### Short exercise:
Reproduce the lines exactly, from the one containing "help-mark: ? [86, 17, 91, 28]" down through the one containing "date-range[interactable]: 2022-04-27 ~", both included.

### Material for the task:
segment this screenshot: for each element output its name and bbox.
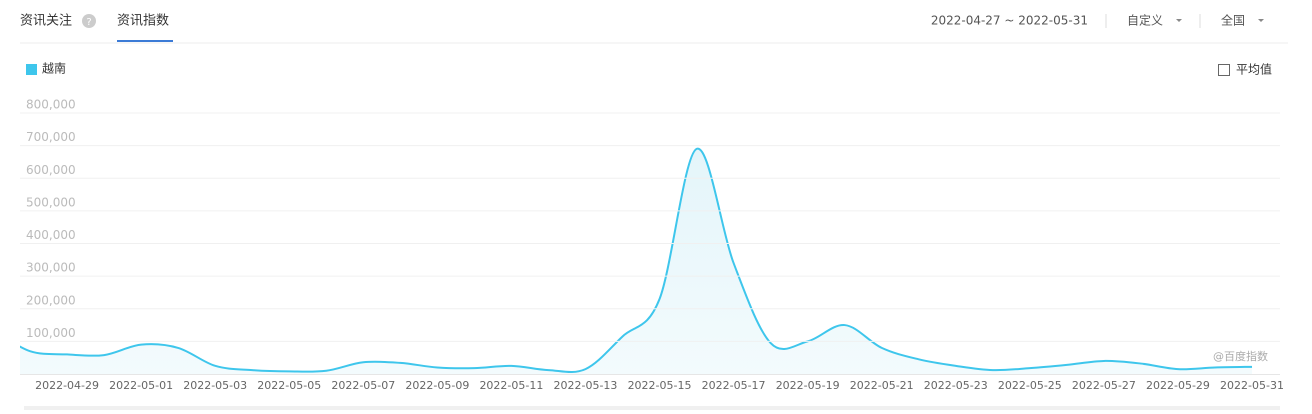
help-mark: ? [86, 17, 91, 28]
x-tick-label: 2022-04-29 [35, 379, 99, 392]
y-tick-label: 700,000 [26, 130, 76, 144]
legend-label[interactable]: 越南 [42, 61, 66, 76]
y-tick-label: 800,000 [26, 98, 76, 112]
date-range[interactable]: 2022-04-27 ~ 2022-05-31 [931, 14, 1088, 28]
x-tick-label: 2022-05-03 [183, 379, 247, 392]
y-tick-label: 400,000 [26, 228, 76, 242]
plot [20, 147, 1253, 374]
area [20, 148, 1253, 374]
x-tick-label: 2022-05-13 [554, 379, 618, 392]
x-tick-label: 2022-05-01 [109, 379, 173, 392]
caret [1258, 19, 1264, 22]
x-tick-label: 2022-05-19 [776, 379, 840, 392]
dropdown[interactable]: 全国 [1221, 13, 1245, 28]
tab-underline [117, 40, 173, 42]
series-line [20, 147, 1253, 374]
scrollbar [24, 406, 1280, 410]
help-icon[interactable] [82, 14, 96, 28]
x-tick-label: 2022-05-11 [479, 379, 543, 392]
y-tick-label: 100,000 [26, 326, 76, 340]
legend-swatch [26, 64, 37, 75]
watermark: @百度指数 [1213, 349, 1268, 363]
tab[interactable]: 资讯关注 [20, 14, 72, 29]
x-tick-label: 2022-05-15 [628, 379, 692, 392]
x-tick-label: 2022-05-29 [1146, 379, 1210, 392]
y-tick-label: 500,000 [26, 195, 76, 209]
caret [1176, 19, 1182, 22]
x-tick-label: 2022-05-25 [998, 379, 1062, 392]
x-tick-label: 2022-05-21 [850, 379, 914, 392]
dropdown[interactable]: 自定义 [1127, 13, 1163, 28]
x-tick-label: 2022-05-31 [1220, 379, 1284, 392]
x-tick-label: 2022-05-07 [331, 379, 395, 392]
x-tick-label: 2022-05-27 [1072, 379, 1136, 392]
y-tick-label: 300,000 [26, 261, 76, 275]
checkbox-label[interactable]: 平均值 [1236, 62, 1272, 77]
x-tick-label: 2022-05-05 [257, 379, 321, 392]
checkbox[interactable] [1218, 64, 1230, 76]
x-tick-label: 2022-05-17 [702, 379, 766, 392]
x-tick-label: 2022-05-23 [924, 379, 988, 392]
x-tick-label: 2022-05-09 [405, 379, 469, 392]
y-tick-label: 600,000 [26, 163, 76, 177]
tab-active[interactable]: 资讯指数 [117, 14, 169, 29]
y-tick-label: 200,000 [26, 293, 76, 307]
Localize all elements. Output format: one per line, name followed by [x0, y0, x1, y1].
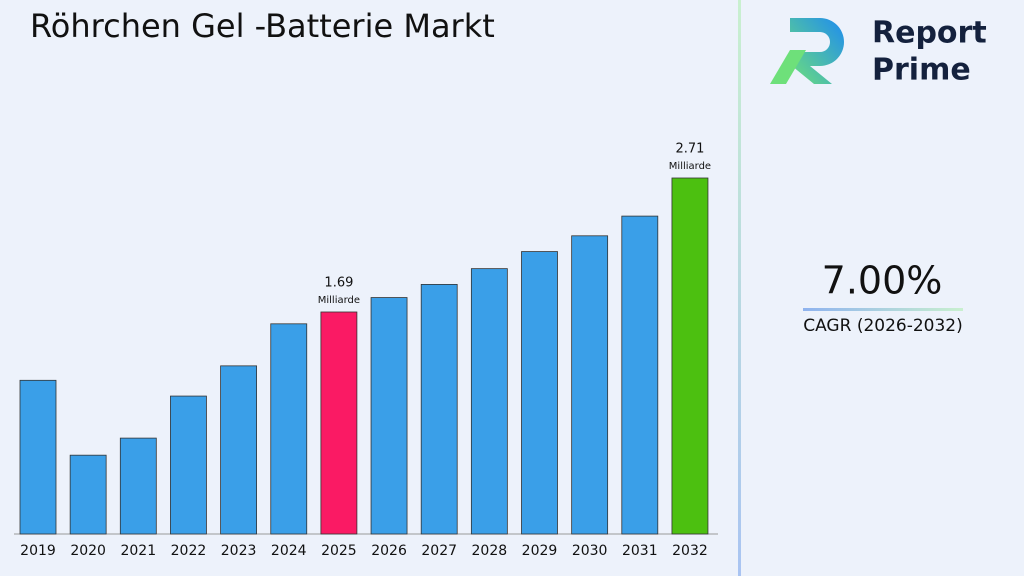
chart-title: Röhrchen Gel -Batterie Markt — [30, 7, 495, 45]
x-tick-label: 2021 — [120, 543, 156, 559]
bar — [521, 251, 558, 535]
x-tick-label: 2025 — [321, 543, 357, 559]
x-tick-label: 2030 — [572, 543, 608, 559]
bar — [220, 365, 258, 535]
x-tick-label: 2019 — [20, 543, 56, 559]
x-tick-label: 2022 — [171, 543, 207, 559]
x-tick-label: 2027 — [421, 543, 457, 559]
value-unit: Milliarde — [669, 161, 711, 172]
bar — [470, 268, 508, 535]
bar — [270, 323, 308, 535]
x-tick-label: 2028 — [472, 543, 508, 559]
logo: Report Prime — [770, 16, 987, 88]
bar — [69, 454, 107, 535]
value-label: 1.69 — [324, 275, 353, 290]
cagr-value: 7.00% — [822, 259, 943, 303]
bar — [19, 379, 57, 535]
bar — [621, 215, 659, 535]
cagr-label: CAGR (2026-2032) — [803, 316, 963, 336]
bar — [420, 284, 458, 535]
value-unit: Milliarde — [318, 295, 360, 306]
divider — [738, 0, 741, 576]
x-tick-label: 2020 — [70, 543, 106, 559]
cagr-underline — [803, 308, 963, 311]
value-label: 2.71 — [675, 142, 704, 157]
bar — [320, 311, 358, 535]
logo-mark — [770, 50, 806, 84]
bar — [671, 177, 709, 535]
x-tick-label: 2024 — [271, 543, 307, 559]
bar — [119, 437, 157, 535]
x-tick-label: 2026 — [371, 543, 407, 559]
logo-text: Report — [872, 16, 987, 51]
bar — [571, 235, 609, 535]
x-tick-label: 2029 — [522, 543, 558, 559]
bar — [170, 395, 207, 535]
x-tick-label: 2023 — [221, 543, 257, 559]
logo-mark — [790, 18, 844, 84]
x-tick-label: 2032 — [672, 543, 708, 559]
bar — [370, 297, 408, 535]
x-tick-label: 2031 — [622, 543, 658, 559]
logo-text: Prime — [872, 53, 971, 88]
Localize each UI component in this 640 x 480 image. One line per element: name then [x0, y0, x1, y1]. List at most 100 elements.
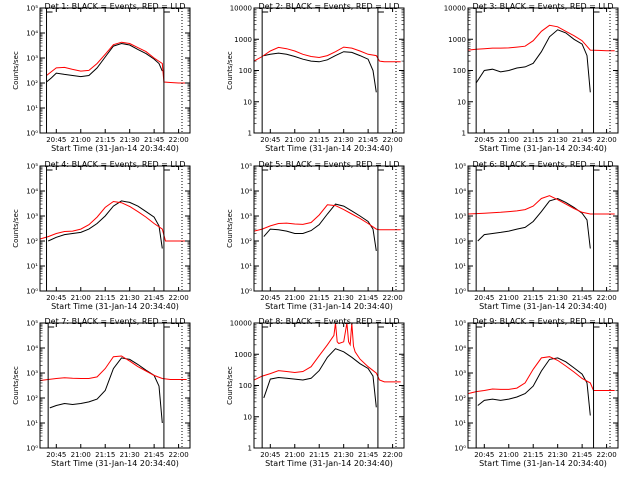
- x-tick-label: 21:30: [120, 451, 140, 459]
- x-tick-label: 21:45: [144, 294, 164, 302]
- y-tick-label: 10³: [26, 213, 38, 221]
- x-axis-label: Start Time (31-Jan-14 20:34:40): [479, 302, 607, 311]
- y-tick-label: 10⁴: [26, 30, 38, 38]
- x-tick-label: 21:15: [309, 294, 329, 302]
- series-lld-line: [253, 46, 401, 63]
- y-tick-label: 10³: [454, 370, 466, 378]
- chart-title: Det 9: BLACK = Events, RED = LLD: [473, 317, 614, 326]
- y-axis-label: Counts/sec: [226, 366, 234, 405]
- plot-frame: [39, 7, 191, 134]
- y-tick-label: 10⁴: [240, 188, 252, 196]
- plot-frame: [467, 322, 619, 449]
- chart-title: Det 2: BLACK = Events, RED = LLD: [259, 2, 400, 11]
- x-tick-label: 21:00: [285, 451, 305, 459]
- series-lld-line: [253, 322, 401, 383]
- y-tick-label: 10¹: [26, 263, 38, 271]
- x-tick-label: 21:45: [358, 294, 378, 302]
- x-tick-label: 21:30: [548, 294, 568, 302]
- y-tick-label: 1000: [234, 36, 252, 44]
- x-tick-label: 20:45: [260, 136, 280, 144]
- x-tick-label: 21:15: [523, 294, 543, 302]
- x-tick-label: 21:30: [334, 451, 354, 459]
- y-tick-label: 10³: [26, 55, 38, 63]
- x-tick-label: 21:15: [95, 136, 115, 144]
- x-tick-label: 21:30: [548, 136, 568, 144]
- x-tick-label: 20:45: [46, 136, 66, 144]
- y-tick-label: 10⁵: [454, 320, 466, 328]
- x-axis-label: Start Time (31-Jan-14 20:34:40): [51, 144, 179, 153]
- chart-panel-4: 10⁰ 10¹ 10² 10³ 10⁴ 10⁵ 20:45 21:00 21:15 21:30 21…: [12, 160, 191, 311]
- x-tick-label: 21:00: [285, 294, 305, 302]
- chart-panel-7: 10⁰ 10¹ 10² 10³ 10⁴ 10⁵ 20:45 21:00 21:15 21:30 21…: [12, 317, 191, 468]
- y-tick-label: 10⁴: [26, 345, 38, 353]
- chart-panel-9: 10⁰ 10¹ 10² 10³ 10⁴ 10⁵ 20:45 21:00 21:15 21:30 21…: [454, 317, 619, 468]
- y-tick-label: 10¹: [240, 263, 252, 271]
- plot-frame: [467, 7, 619, 134]
- y-tick-label: 10⁰: [26, 445, 38, 453]
- y-axis-label: Counts/sec: [226, 51, 234, 90]
- y-tick-label: 10⁰: [454, 288, 466, 296]
- y-tick-label: 10²: [454, 395, 466, 403]
- x-tick-label: 22:00: [596, 451, 616, 459]
- y-tick-label: 10⁰: [240, 288, 252, 296]
- y-tick-label: 1: [248, 130, 252, 138]
- x-axis-label: Start Time (31-Jan-14 20:34:40): [479, 459, 607, 468]
- x-tick-label: 21:45: [358, 451, 378, 459]
- y-tick-label: 10⁴: [454, 188, 466, 196]
- plot-frame: [467, 165, 619, 292]
- y-axis-label: Counts/sec: [226, 209, 234, 248]
- y-tick-label: 1000: [234, 351, 252, 359]
- x-tick-label: 21:45: [572, 451, 592, 459]
- y-tick-label: 10000: [230, 320, 252, 328]
- x-tick-label: 21:00: [71, 136, 91, 144]
- chart-panel-3: 1 10 100 1000 10000 20:45 21:00 21:15 21:30 21:45…: [444, 2, 619, 153]
- plot-frame: [253, 165, 405, 292]
- y-tick-label: 10⁵: [454, 163, 466, 171]
- x-tick-label: 22:00: [382, 294, 402, 302]
- x-axis-label: Start Time (31-Jan-14 20:34:40): [51, 302, 179, 311]
- y-tick-label: 10: [243, 413, 252, 421]
- y-tick-label: 10000: [230, 5, 252, 13]
- chart-title: Det 5: BLACK = Events, RED = LLD: [259, 160, 400, 169]
- y-tick-label: 10: [457, 98, 466, 106]
- y-axis-label: Counts/sec: [12, 366, 20, 405]
- y-tick-label: 10⁰: [26, 130, 38, 138]
- x-tick-label: 21:15: [523, 136, 543, 144]
- x-tick-label: 22:00: [596, 294, 616, 302]
- plot-frame: [39, 322, 191, 449]
- series-events-line: [477, 197, 591, 249]
- y-tick-label: 1: [248, 445, 252, 453]
- x-tick-label: 22:00: [382, 451, 402, 459]
- x-tick-label: 21:45: [572, 294, 592, 302]
- y-tick-label: 10²: [26, 238, 38, 246]
- series-lld-line: [39, 355, 187, 381]
- x-tick-label: 22:00: [382, 136, 402, 144]
- x-tick-label: 21:00: [499, 294, 519, 302]
- plot-frame: [253, 7, 405, 134]
- chart-panel-8: 1 10 100 1000 10000 20:45 21:00 21:15 21:30 21:45…: [226, 317, 405, 468]
- y-tick-label: 10⁵: [26, 163, 38, 171]
- x-tick-label: 21:45: [572, 136, 592, 144]
- series-events-line: [475, 29, 591, 93]
- series-lld-line: [46, 41, 187, 84]
- x-tick-label: 20:45: [474, 136, 494, 144]
- y-tick-label: 10³: [26, 370, 38, 378]
- y-tick-label: 100: [239, 67, 252, 75]
- y-tick-label: 10²: [454, 238, 466, 246]
- x-tick-label: 21:00: [71, 451, 91, 459]
- x-tick-label: 22:00: [168, 136, 188, 144]
- x-tick-label: 20:45: [474, 451, 494, 459]
- series-events-line: [263, 348, 377, 408]
- chart-title: Det 3: BLACK = Events, RED = LLD: [473, 2, 614, 11]
- y-tick-label: 10²: [26, 80, 38, 88]
- x-tick-label: 21:00: [285, 136, 305, 144]
- x-axis-label: Start Time (31-Jan-14 20:34:40): [479, 144, 607, 153]
- y-tick-label: 10000: [444, 5, 466, 13]
- series-lld-line: [39, 200, 187, 242]
- chart-title: Det 7: BLACK = Events, RED = LLD: [45, 317, 186, 326]
- x-tick-label: 21:30: [334, 294, 354, 302]
- x-tick-label: 21:15: [95, 451, 115, 459]
- chart-panel-1: 10⁰ 10¹ 10² 10³ 10⁴ 10⁵ 20:45 21:00 21:15 21:30 21…: [12, 2, 191, 153]
- series-lld-line: [253, 204, 401, 232]
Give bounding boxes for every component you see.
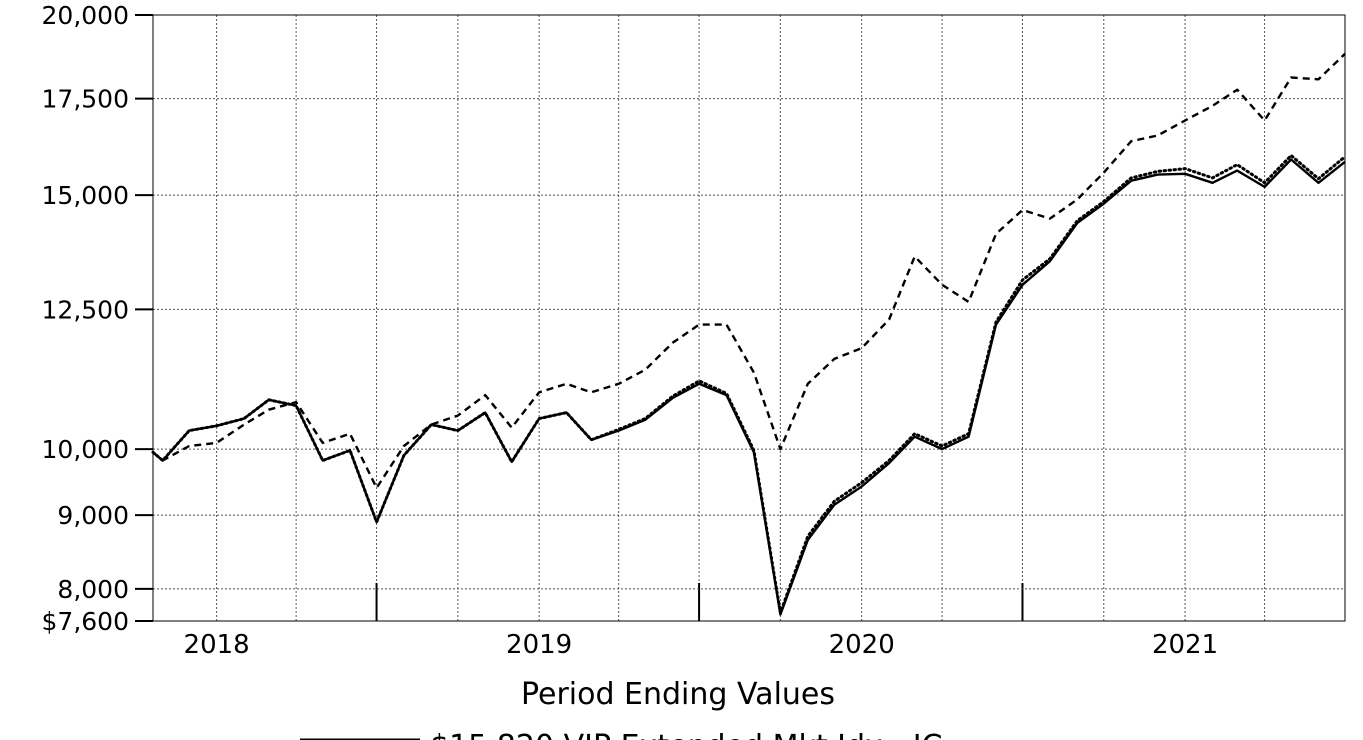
y-tick-label: 15,000 — [42, 181, 129, 210]
legend-label: $15,820 VIP Extended Mkt Idx - IC — [430, 729, 943, 740]
series-line — [151, 154, 1347, 615]
plot-frame — [152, 14, 1346, 622]
y-tick-label: 17,500 — [42, 85, 129, 114]
y-tick-label: $7,600 — [42, 607, 129, 636]
x-tick-label: 2020 — [829, 630, 895, 660]
y-tick-label: 8,000 — [57, 575, 129, 604]
x-tick-label: 2018 — [184, 630, 250, 660]
y-tick-label: 10,000 — [42, 435, 129, 464]
y-tick-label: 20,000 — [42, 1, 129, 30]
x-tick-label: 2021 — [1152, 630, 1218, 660]
y-tick-label: 9,000 — [57, 501, 129, 530]
x-tick-label: 2019 — [506, 630, 572, 660]
chart-title: Period Ending Values — [521, 677, 835, 712]
series-line — [152, 158, 1346, 616]
y-tick-label: 12,500 — [42, 295, 129, 324]
series-line — [152, 52, 1346, 490]
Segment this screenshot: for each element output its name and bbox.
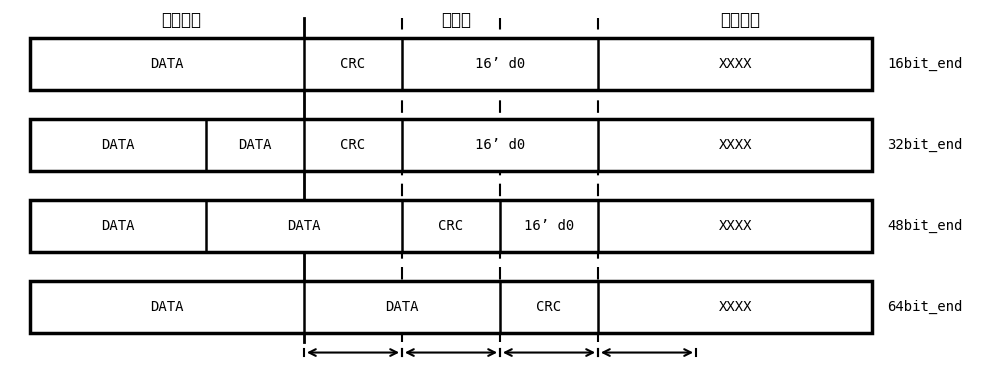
Text: CRC: CRC <box>438 219 464 233</box>
Text: 上一周期: 上一周期 <box>162 11 202 29</box>
Text: XXXX: XXXX <box>718 57 752 71</box>
Text: 下一周期: 下一周期 <box>720 11 760 29</box>
Text: CRC: CRC <box>340 138 366 152</box>
Text: 64bit_end: 64bit_end <box>887 299 962 314</box>
Text: 本周期: 本周期 <box>441 11 471 29</box>
Text: XXXX: XXXX <box>718 219 752 233</box>
Text: DATA: DATA <box>101 219 135 233</box>
Text: DATA: DATA <box>150 57 184 71</box>
Text: DATA: DATA <box>150 300 184 314</box>
Text: 48bit_end: 48bit_end <box>887 219 962 233</box>
Text: CRC: CRC <box>340 57 366 71</box>
Text: 16bit_end: 16bit_end <box>887 57 962 71</box>
Bar <box>30 119 872 171</box>
Bar <box>30 200 872 252</box>
Text: CRC: CRC <box>536 300 562 314</box>
Text: XXXX: XXXX <box>718 138 752 152</box>
Text: 16’ d0: 16’ d0 <box>475 138 525 152</box>
Text: DATA: DATA <box>238 138 272 152</box>
Text: DATA: DATA <box>385 300 419 314</box>
Text: 32bit_end: 32bit_end <box>887 138 962 152</box>
Bar <box>30 281 872 333</box>
Text: 16’ d0: 16’ d0 <box>524 219 574 233</box>
Text: XXXX: XXXX <box>718 300 752 314</box>
Bar <box>30 38 872 90</box>
Text: DATA: DATA <box>101 138 135 152</box>
Text: DATA: DATA <box>287 219 321 233</box>
Text: 16’ d0: 16’ d0 <box>475 57 525 71</box>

### Answer for the task:
help-mark: ? [86, 17, 91, 28]
x-tick-label: 2022-04-29 [35, 379, 99, 392]
y-tick-label: 700,000 [26, 130, 76, 144]
legend-label[interactable]: 越南 [42, 61, 66, 76]
y-tick-label: 800,000 [26, 98, 76, 112]
date-range[interactable]: 2022-04-27 ~ 2022-05-31 [931, 14, 1088, 28]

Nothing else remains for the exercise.